[BEGIN]

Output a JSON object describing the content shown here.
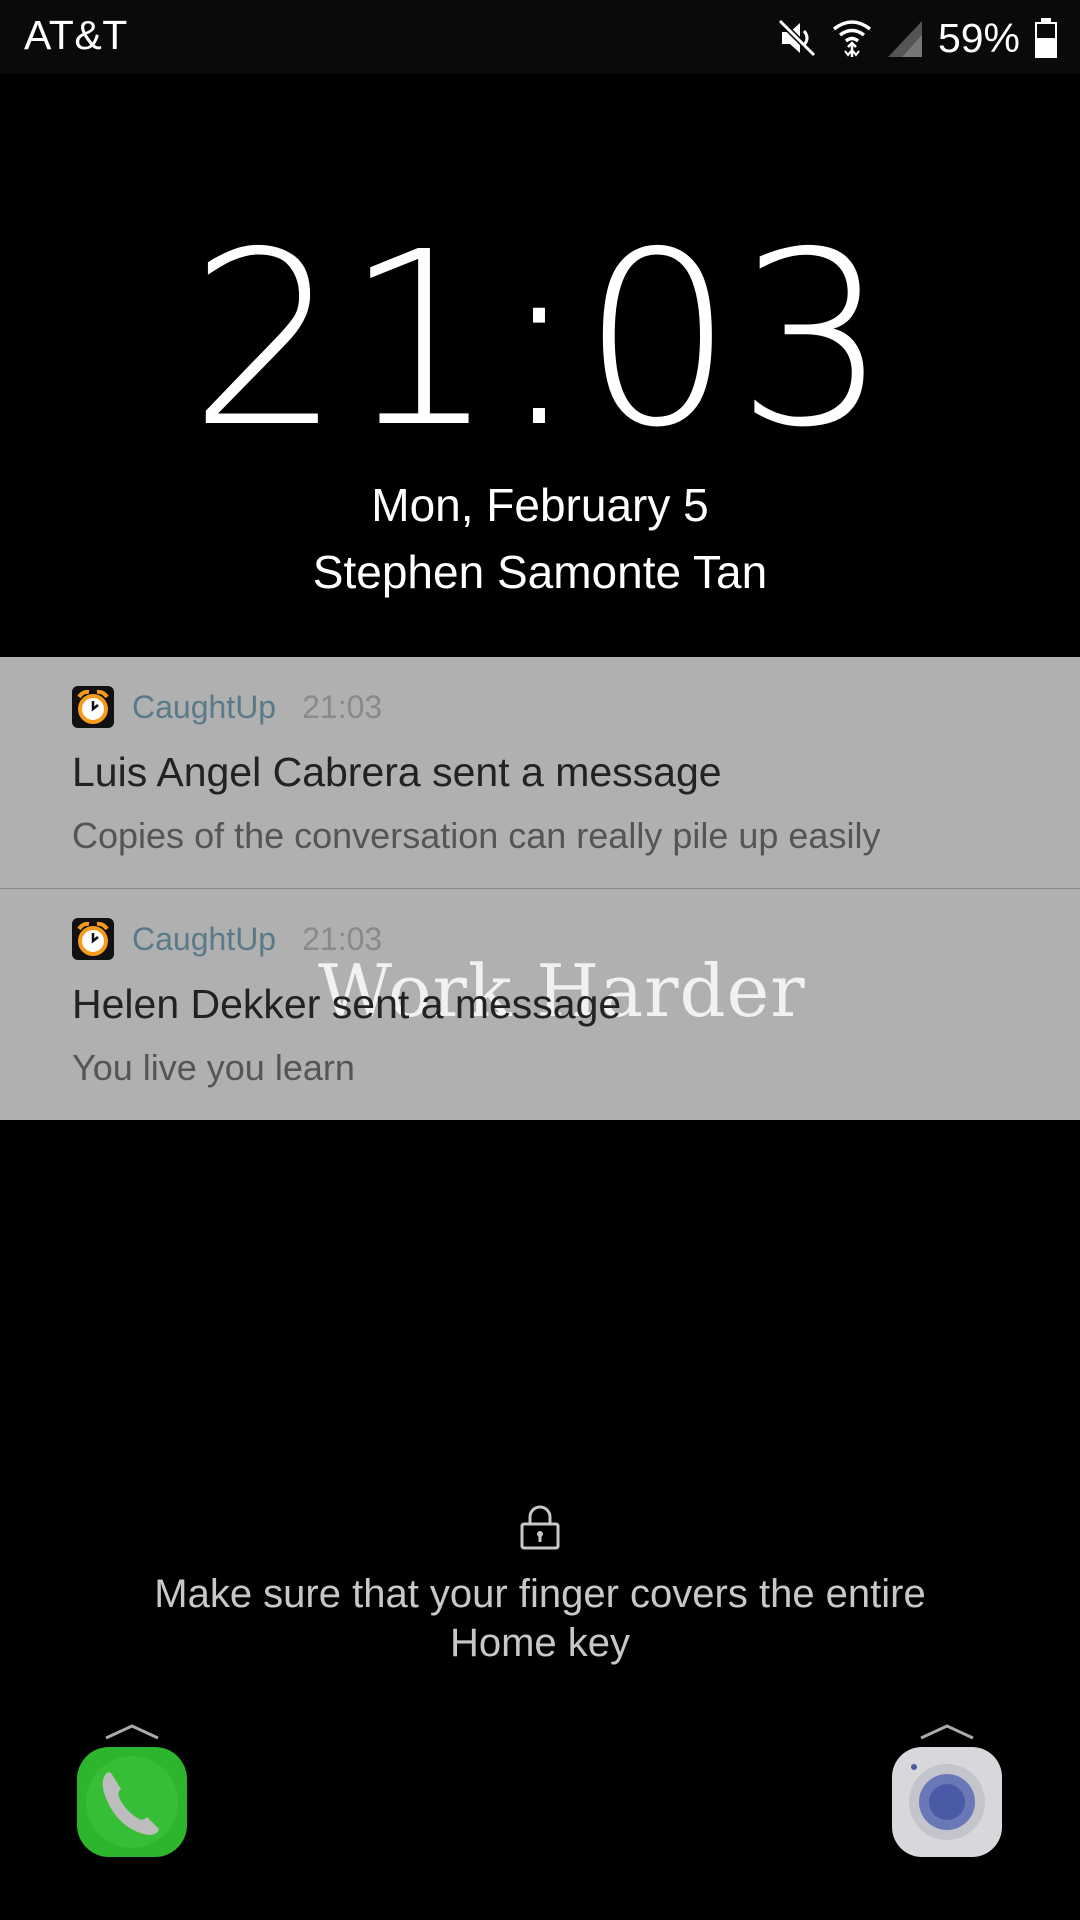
{
  "status_bar": {
    "carrier": "AT&T",
    "battery_percent": "59%",
    "battery_level": 0.59,
    "icons": [
      "mute-icon",
      "wifi-icon",
      "signal-icon",
      "battery-icon"
    ]
  },
  "lockscreen": {
    "time": "21:03",
    "date": "Mon, February 5",
    "owner": "Stephen Samonte Tan"
  },
  "notifications": [
    {
      "app": "CaughtUp",
      "time": "21:03",
      "title": "Luis Angel Cabrera sent a message",
      "body": "Copies of the conversation can really pile up easily",
      "icon": "alarm-clock-icon"
    },
    {
      "app": "CaughtUp",
      "time": "21:03",
      "title": "Helen Dekker sent a message",
      "body": "You live you learn",
      "icon": "alarm-clock-icon",
      "overlay_text": "Work Harder"
    }
  ],
  "unlock": {
    "hint": "Make sure that your finger covers the entire Home key",
    "icon": "lock-icon"
  },
  "shortcuts": {
    "left": "phone-icon",
    "right": "camera-icon"
  },
  "colors": {
    "notification_bg": "#b0b0b0",
    "app_name": "#5a7a8a",
    "phone_green": "#2db52d",
    "camera_gray": "#d8d8dc"
  }
}
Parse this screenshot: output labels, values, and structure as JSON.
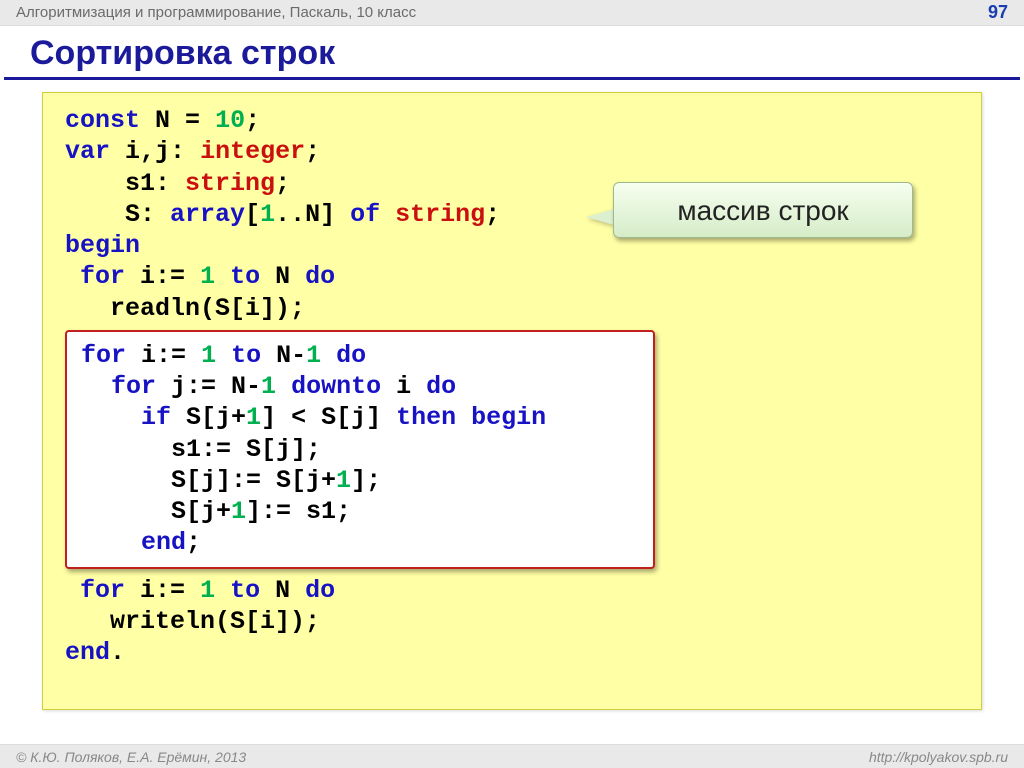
{
  "header": {
    "subject": "Алгоритмизация и программирование, Паскаль, 10 класс",
    "page": "97"
  },
  "title": "Сортировка строк",
  "callout": "массив строк",
  "code": {
    "l1a": "const",
    "l1b": "N =",
    "l1n": "10",
    "l1c": ";",
    "l2a": "var",
    "l2b": "i,j:",
    "l2c": "integer",
    "l2d": ";",
    "l3a": "    s1:",
    "l3b": "string",
    "l3c": ";",
    "l4a": "    S:",
    "l4b": "array",
    "l4c": "[",
    "l4n": "1",
    "l4d": "..N]",
    "l4e": "of",
    "l4f": "string",
    "l4g": ";",
    "l5": "begin",
    "l6a": " for",
    "l6b": "i:=",
    "l6n": "1",
    "l6c": "to",
    "l6d": "N",
    "l6e": "do",
    "l7": "   readln(S[i]);",
    "i1a": "for",
    "i1b": "i:=",
    "i1n": "1",
    "i1c": "to",
    "i1d": "N-",
    "i1n2": "1",
    "i1e": "do",
    "i2a": "  for",
    "i2b": "j:= N-",
    "i2n": "1",
    "i2c": "downto",
    "i2d": "i",
    "i2e": "do",
    "i3a": "    if",
    "i3b": "S[j+",
    "i3n": "1",
    "i3c": "] < S[j]",
    "i3d": "then begin",
    "i4": "      s1:= S[j];",
    "i5a": "      S[j]:= S[j+",
    "i5n": "1",
    "i5b": "];",
    "i6a": "      S[j+",
    "i6n": "1",
    "i6b": "]:= s1;",
    "i7": "    end",
    "l8a": " for",
    "l8b": "i:=",
    "l8n": "1",
    "l8c": "to",
    "l8d": "N",
    "l8e": "do",
    "l9": "   writeln(S[i]);",
    "l10": "end"
  },
  "footer": {
    "left": "© К.Ю. Поляков, Е.А. Ерёмин, 2013",
    "right": "http://kpolyakov.spb.ru"
  }
}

[END]

Written problem:
Spot every line that holds "alarm" and copy it.

Response to this exercise:
      "icon": "alarm-clock-icon"
      "icon": "alarm-clock-icon",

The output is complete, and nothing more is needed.